*Material*:
* * * * * * *

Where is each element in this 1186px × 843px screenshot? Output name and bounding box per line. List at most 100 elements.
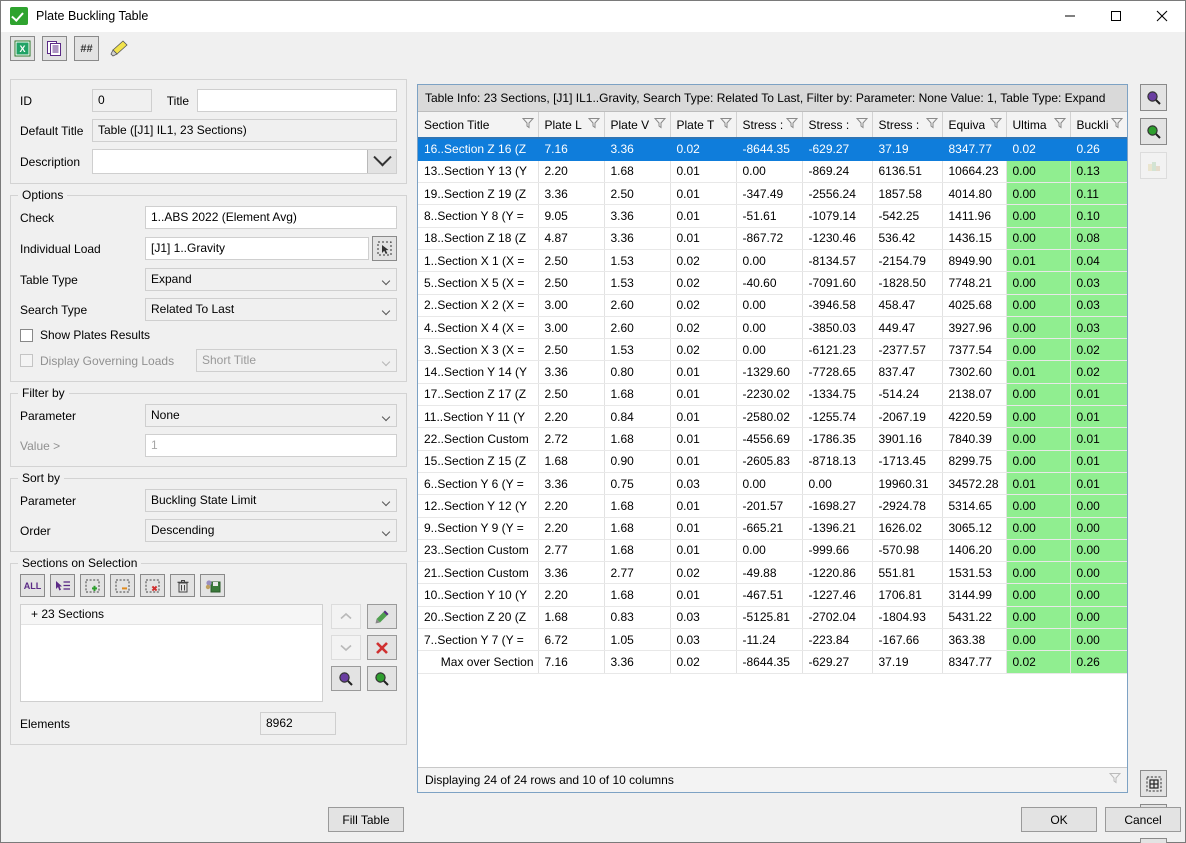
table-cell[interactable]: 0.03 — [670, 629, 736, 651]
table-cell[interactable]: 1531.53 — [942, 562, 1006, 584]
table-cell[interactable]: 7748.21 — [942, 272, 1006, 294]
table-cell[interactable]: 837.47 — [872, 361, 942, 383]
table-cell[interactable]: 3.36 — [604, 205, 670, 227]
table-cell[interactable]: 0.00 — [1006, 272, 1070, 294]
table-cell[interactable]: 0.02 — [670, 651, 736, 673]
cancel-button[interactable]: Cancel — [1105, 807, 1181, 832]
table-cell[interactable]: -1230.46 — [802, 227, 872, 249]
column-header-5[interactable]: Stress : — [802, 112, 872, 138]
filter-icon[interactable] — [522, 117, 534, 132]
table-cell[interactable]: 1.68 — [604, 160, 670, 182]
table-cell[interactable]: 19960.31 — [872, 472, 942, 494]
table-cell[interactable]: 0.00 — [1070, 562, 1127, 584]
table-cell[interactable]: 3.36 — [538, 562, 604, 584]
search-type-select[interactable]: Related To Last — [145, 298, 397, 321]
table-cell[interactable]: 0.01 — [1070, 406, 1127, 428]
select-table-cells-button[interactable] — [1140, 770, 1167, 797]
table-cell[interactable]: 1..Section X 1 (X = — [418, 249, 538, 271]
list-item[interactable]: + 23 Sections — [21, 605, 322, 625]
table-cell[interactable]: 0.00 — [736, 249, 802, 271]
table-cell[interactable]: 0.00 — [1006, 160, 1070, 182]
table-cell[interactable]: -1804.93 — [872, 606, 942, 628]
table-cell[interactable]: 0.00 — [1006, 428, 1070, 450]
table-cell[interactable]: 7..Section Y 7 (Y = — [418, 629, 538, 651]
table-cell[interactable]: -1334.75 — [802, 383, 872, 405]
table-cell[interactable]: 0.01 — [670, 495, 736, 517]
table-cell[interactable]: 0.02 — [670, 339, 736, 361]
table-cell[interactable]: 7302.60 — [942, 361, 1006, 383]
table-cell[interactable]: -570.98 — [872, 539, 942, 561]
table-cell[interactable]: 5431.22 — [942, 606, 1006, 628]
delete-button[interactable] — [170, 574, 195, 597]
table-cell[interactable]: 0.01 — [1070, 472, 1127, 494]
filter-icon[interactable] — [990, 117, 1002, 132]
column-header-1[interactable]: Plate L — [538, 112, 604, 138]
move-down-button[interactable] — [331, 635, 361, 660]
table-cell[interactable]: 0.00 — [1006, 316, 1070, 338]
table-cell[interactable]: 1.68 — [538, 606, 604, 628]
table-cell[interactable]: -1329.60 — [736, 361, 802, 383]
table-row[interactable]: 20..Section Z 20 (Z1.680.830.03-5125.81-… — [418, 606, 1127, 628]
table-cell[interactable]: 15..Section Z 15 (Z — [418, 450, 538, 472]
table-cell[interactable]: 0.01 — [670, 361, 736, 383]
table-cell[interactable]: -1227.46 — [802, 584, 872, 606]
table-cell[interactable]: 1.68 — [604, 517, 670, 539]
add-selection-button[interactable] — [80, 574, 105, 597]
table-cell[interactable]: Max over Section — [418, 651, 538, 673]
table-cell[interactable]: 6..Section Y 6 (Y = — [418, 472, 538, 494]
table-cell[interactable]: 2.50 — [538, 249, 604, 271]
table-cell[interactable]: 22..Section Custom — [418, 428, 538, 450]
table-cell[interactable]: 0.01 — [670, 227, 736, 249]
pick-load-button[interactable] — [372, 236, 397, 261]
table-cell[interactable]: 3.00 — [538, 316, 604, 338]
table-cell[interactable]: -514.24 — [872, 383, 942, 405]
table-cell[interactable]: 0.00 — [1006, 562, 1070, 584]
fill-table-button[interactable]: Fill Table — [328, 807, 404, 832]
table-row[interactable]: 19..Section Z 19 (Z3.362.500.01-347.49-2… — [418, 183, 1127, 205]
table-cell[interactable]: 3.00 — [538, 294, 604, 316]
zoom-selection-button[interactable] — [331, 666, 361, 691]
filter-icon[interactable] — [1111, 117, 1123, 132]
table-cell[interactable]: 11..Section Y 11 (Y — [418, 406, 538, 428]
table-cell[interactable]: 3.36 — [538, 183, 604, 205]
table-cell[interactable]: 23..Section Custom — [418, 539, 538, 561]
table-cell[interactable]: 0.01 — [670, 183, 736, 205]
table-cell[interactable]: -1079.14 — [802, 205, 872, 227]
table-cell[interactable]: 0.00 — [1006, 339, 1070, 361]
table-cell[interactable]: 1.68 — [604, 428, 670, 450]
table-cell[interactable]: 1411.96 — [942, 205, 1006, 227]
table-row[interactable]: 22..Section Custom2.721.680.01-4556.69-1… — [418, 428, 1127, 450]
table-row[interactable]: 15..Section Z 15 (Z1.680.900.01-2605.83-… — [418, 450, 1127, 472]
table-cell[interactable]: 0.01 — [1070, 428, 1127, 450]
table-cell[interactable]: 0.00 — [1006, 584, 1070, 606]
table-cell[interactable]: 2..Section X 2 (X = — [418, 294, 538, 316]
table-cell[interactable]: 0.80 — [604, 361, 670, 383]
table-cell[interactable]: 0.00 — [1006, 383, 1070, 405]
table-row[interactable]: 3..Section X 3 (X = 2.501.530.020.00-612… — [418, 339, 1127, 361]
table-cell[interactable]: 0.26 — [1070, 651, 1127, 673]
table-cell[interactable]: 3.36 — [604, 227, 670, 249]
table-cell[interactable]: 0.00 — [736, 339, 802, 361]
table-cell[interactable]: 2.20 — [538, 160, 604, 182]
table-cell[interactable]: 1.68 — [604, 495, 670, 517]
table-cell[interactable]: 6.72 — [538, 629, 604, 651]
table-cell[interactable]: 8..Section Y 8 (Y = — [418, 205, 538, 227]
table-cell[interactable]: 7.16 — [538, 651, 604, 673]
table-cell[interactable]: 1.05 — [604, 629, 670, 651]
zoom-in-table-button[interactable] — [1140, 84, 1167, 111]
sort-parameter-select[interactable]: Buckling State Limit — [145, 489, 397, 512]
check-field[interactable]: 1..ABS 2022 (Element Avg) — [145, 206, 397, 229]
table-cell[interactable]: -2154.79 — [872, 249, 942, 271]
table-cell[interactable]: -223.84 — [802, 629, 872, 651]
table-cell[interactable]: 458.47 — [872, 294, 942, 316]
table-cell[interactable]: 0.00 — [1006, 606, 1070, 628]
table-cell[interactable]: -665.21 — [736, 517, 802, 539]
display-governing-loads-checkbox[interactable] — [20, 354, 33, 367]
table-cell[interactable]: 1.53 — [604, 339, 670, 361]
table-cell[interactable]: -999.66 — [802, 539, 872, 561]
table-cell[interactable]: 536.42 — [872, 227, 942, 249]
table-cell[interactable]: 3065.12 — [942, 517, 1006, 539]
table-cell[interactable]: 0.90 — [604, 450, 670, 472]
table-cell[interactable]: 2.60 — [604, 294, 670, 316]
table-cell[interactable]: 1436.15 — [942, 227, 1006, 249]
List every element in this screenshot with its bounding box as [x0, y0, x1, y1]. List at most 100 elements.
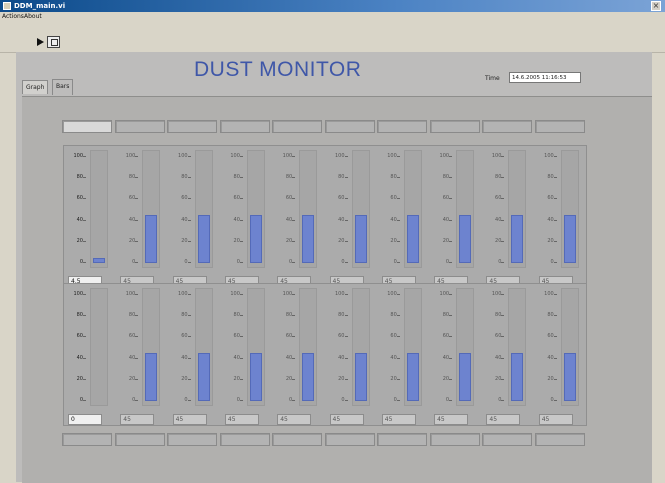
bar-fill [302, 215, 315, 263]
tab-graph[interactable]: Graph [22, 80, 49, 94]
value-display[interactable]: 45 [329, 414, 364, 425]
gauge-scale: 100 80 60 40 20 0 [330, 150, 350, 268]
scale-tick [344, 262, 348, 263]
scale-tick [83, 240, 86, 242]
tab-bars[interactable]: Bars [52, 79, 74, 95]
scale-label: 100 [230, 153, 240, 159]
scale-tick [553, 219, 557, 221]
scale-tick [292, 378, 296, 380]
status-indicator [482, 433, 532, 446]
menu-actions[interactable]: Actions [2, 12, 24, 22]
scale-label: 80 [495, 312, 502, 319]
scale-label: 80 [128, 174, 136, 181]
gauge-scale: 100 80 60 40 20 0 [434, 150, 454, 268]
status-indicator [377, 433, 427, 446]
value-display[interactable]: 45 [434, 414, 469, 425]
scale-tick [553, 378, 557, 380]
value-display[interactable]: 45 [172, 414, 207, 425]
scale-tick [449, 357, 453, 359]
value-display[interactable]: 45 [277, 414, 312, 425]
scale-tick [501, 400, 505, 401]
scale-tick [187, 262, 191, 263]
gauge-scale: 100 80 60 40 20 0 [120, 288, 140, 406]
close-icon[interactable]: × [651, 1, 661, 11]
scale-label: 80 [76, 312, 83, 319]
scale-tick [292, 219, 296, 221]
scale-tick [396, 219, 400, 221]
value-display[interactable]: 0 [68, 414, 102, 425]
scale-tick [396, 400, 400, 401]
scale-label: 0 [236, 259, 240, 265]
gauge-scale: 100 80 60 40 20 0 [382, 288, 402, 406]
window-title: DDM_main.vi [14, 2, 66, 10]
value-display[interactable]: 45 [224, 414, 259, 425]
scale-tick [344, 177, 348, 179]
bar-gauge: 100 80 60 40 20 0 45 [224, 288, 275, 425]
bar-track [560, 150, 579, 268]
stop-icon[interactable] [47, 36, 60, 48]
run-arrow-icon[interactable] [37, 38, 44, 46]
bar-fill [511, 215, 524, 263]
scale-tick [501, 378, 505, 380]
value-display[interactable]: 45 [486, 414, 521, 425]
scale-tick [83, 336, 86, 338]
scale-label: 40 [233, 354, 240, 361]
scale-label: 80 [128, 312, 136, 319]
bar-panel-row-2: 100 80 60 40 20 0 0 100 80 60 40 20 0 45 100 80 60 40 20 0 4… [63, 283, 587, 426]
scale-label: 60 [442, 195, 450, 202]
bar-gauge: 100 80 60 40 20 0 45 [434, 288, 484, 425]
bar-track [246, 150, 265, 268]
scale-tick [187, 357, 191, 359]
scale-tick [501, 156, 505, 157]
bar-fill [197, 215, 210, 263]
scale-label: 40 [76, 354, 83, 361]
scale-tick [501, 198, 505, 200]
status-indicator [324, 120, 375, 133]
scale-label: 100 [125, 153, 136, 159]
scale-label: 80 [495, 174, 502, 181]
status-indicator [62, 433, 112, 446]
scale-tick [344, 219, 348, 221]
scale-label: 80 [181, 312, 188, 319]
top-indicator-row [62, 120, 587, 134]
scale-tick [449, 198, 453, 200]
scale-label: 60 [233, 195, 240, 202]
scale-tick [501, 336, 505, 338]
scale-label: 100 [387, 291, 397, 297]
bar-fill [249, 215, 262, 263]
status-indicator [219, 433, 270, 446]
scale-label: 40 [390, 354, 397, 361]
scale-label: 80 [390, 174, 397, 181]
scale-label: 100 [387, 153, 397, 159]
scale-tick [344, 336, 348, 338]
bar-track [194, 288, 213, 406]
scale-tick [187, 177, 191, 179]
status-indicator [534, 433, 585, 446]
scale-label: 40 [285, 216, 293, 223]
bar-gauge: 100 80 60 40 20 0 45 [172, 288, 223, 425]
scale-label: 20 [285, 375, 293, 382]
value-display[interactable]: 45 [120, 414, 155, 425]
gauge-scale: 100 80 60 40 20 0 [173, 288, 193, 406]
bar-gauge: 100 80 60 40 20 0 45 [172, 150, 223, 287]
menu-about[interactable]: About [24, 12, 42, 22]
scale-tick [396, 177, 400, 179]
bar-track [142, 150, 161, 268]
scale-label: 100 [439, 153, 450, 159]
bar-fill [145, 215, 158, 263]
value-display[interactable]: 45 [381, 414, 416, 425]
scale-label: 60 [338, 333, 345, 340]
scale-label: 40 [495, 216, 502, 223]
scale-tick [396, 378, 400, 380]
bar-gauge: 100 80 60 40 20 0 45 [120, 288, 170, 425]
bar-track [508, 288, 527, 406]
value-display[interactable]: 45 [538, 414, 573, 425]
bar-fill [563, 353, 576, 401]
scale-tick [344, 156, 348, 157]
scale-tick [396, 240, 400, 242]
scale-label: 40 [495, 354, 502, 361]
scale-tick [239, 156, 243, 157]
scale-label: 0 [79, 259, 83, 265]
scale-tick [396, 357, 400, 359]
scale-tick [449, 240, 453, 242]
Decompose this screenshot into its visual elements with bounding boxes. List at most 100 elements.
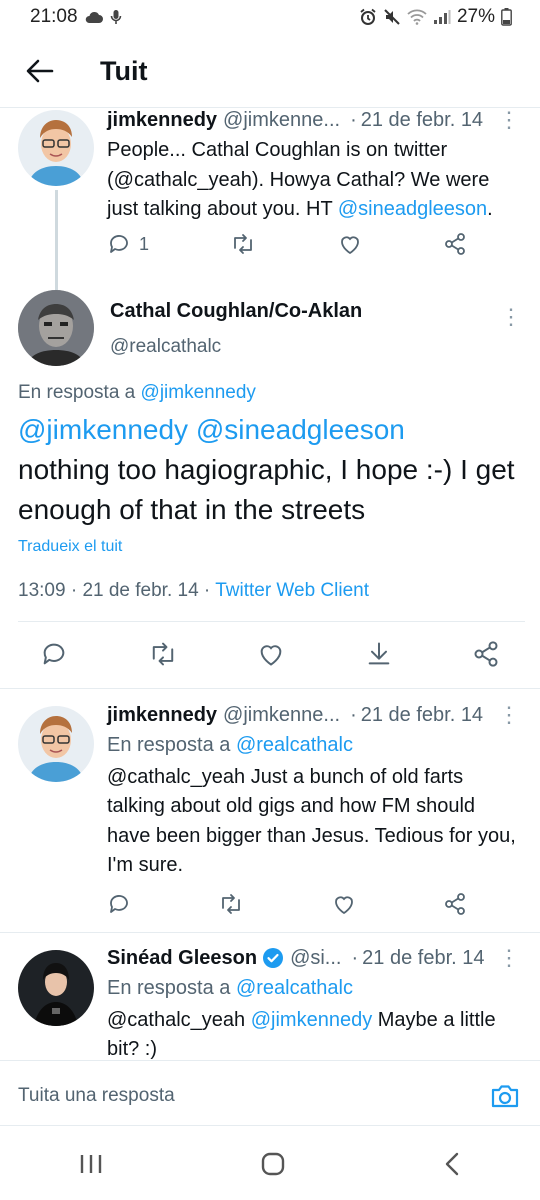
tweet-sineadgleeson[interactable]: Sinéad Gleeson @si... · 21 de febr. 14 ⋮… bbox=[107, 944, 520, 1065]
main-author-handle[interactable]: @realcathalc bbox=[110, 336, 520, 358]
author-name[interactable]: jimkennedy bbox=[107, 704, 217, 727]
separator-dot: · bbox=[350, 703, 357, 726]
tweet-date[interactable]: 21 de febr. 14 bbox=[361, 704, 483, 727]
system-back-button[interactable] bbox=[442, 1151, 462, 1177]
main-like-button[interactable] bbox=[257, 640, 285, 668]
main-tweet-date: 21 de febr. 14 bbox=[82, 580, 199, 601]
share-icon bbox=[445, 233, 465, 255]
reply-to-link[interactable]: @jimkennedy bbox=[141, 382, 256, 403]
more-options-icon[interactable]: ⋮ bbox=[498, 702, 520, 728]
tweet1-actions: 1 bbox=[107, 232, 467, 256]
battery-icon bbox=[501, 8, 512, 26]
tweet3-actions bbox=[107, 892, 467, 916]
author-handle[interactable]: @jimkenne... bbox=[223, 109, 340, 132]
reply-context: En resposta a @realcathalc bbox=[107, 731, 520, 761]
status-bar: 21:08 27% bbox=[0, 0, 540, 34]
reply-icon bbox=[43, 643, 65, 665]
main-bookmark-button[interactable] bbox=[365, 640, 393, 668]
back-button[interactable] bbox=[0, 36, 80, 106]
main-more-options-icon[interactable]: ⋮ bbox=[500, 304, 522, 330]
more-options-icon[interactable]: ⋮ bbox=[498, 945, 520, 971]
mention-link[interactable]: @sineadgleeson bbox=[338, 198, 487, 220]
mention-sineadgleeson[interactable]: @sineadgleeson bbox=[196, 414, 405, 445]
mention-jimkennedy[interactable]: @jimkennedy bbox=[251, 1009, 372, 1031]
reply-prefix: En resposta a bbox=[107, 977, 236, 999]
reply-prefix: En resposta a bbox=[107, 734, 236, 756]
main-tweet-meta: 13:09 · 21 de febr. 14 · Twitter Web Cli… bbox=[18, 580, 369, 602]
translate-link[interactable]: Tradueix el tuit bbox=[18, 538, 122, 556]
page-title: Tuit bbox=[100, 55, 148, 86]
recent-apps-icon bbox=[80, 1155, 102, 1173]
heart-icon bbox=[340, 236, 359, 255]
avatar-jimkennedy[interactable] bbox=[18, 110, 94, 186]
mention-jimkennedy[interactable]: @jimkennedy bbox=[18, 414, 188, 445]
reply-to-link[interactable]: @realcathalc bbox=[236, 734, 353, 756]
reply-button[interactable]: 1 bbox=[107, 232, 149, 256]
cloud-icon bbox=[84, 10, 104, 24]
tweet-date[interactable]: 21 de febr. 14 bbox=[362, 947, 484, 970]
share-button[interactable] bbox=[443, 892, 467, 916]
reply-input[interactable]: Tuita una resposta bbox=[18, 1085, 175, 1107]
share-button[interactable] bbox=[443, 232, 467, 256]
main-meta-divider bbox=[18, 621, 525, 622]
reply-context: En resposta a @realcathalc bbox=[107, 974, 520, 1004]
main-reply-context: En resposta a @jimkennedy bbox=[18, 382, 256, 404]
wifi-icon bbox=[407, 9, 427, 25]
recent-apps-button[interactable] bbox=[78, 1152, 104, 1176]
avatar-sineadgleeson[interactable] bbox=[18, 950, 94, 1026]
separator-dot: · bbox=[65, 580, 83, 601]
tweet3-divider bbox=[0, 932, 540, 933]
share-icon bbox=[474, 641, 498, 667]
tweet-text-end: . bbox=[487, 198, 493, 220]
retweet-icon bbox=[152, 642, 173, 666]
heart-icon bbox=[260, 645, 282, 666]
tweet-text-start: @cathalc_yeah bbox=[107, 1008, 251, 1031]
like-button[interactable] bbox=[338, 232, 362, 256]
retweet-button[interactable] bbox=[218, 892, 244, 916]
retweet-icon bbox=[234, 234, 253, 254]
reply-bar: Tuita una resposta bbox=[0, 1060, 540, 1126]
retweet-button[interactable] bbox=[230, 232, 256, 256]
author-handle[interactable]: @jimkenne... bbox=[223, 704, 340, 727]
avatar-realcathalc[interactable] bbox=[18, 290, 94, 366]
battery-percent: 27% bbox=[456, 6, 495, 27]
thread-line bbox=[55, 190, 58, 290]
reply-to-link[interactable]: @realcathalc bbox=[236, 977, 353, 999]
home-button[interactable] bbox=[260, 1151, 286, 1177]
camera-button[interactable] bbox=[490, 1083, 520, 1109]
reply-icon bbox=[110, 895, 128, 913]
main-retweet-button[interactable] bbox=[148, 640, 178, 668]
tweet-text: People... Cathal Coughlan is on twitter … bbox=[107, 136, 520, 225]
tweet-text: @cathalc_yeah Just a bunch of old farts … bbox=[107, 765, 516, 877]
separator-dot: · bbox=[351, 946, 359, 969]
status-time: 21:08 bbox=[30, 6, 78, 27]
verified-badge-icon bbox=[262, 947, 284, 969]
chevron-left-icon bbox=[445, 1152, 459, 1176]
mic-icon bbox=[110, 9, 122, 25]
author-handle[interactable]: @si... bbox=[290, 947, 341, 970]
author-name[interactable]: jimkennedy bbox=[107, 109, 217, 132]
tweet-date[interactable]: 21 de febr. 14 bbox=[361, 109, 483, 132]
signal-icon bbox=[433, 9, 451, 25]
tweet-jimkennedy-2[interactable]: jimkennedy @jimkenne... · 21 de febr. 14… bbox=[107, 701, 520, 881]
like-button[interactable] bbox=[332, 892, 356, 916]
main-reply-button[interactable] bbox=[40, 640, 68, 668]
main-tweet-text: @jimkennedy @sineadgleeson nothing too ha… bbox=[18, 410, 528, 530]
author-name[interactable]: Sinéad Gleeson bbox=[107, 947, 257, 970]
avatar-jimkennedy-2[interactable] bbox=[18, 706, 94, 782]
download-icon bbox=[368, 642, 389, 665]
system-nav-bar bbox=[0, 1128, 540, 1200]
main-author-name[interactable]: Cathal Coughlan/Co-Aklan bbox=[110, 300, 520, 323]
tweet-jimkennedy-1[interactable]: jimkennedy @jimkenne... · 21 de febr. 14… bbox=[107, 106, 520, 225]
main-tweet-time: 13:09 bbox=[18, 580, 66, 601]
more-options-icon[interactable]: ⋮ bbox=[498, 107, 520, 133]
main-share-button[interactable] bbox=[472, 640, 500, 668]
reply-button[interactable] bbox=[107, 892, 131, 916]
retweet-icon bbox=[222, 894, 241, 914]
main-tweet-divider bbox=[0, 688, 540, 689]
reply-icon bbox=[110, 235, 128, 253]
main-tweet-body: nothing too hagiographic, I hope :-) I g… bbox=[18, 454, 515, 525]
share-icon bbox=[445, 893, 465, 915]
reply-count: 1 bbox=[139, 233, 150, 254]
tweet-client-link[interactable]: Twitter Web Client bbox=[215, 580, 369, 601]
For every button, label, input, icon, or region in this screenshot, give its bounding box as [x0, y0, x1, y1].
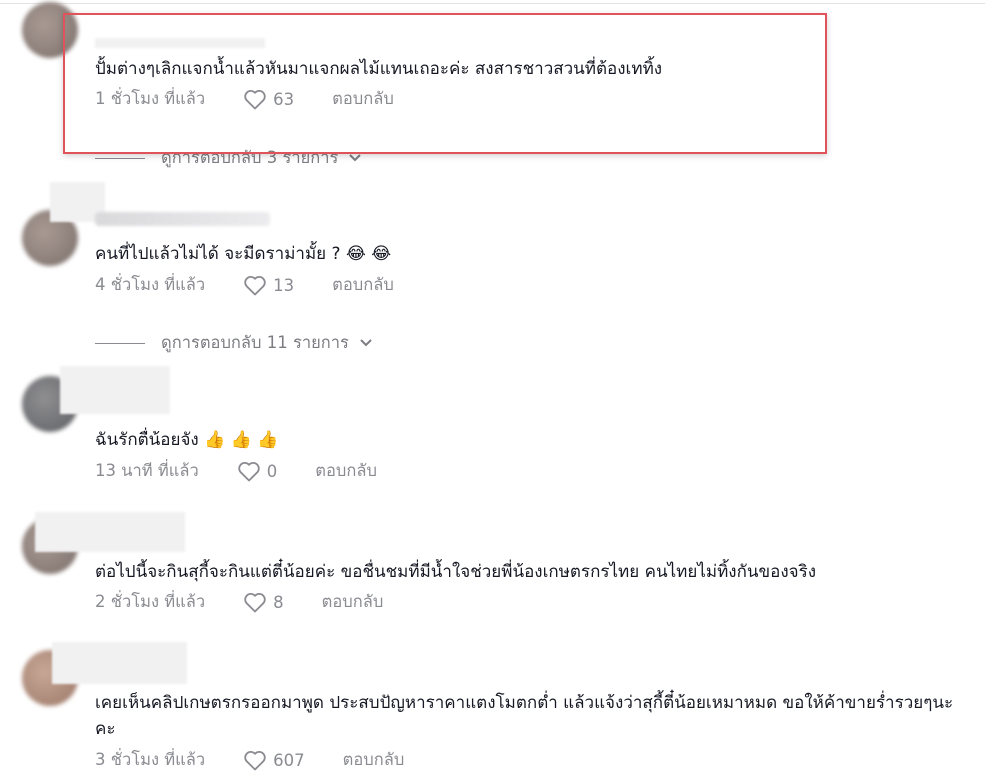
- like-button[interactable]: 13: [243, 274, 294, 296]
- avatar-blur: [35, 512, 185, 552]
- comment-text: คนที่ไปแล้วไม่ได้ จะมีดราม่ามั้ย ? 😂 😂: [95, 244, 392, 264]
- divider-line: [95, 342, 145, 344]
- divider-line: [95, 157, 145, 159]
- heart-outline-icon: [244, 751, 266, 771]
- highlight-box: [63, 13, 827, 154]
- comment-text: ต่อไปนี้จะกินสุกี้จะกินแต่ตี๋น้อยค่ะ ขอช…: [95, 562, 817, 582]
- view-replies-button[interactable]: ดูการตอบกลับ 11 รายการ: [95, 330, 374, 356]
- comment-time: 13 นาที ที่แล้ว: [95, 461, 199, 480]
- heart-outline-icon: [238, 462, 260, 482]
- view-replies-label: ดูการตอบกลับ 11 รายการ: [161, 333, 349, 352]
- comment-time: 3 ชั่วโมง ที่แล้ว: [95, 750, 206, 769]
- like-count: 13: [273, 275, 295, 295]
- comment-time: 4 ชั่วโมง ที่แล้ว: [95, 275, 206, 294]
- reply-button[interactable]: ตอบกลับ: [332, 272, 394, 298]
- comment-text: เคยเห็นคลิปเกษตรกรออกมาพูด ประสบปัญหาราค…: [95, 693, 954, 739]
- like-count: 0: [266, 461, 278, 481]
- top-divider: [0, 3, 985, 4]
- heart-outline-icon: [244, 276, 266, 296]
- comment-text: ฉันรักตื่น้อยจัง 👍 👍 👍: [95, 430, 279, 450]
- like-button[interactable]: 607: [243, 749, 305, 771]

* * * * * * *

*Work required*:
Display, in full, each line from the rows above that contains the string "filter".

*Written solution*:
filter-icon[interactable] — [522, 117, 534, 132]
filter-icon[interactable] — [990, 117, 1002, 132]
filter-icon[interactable] — [1111, 117, 1123, 132]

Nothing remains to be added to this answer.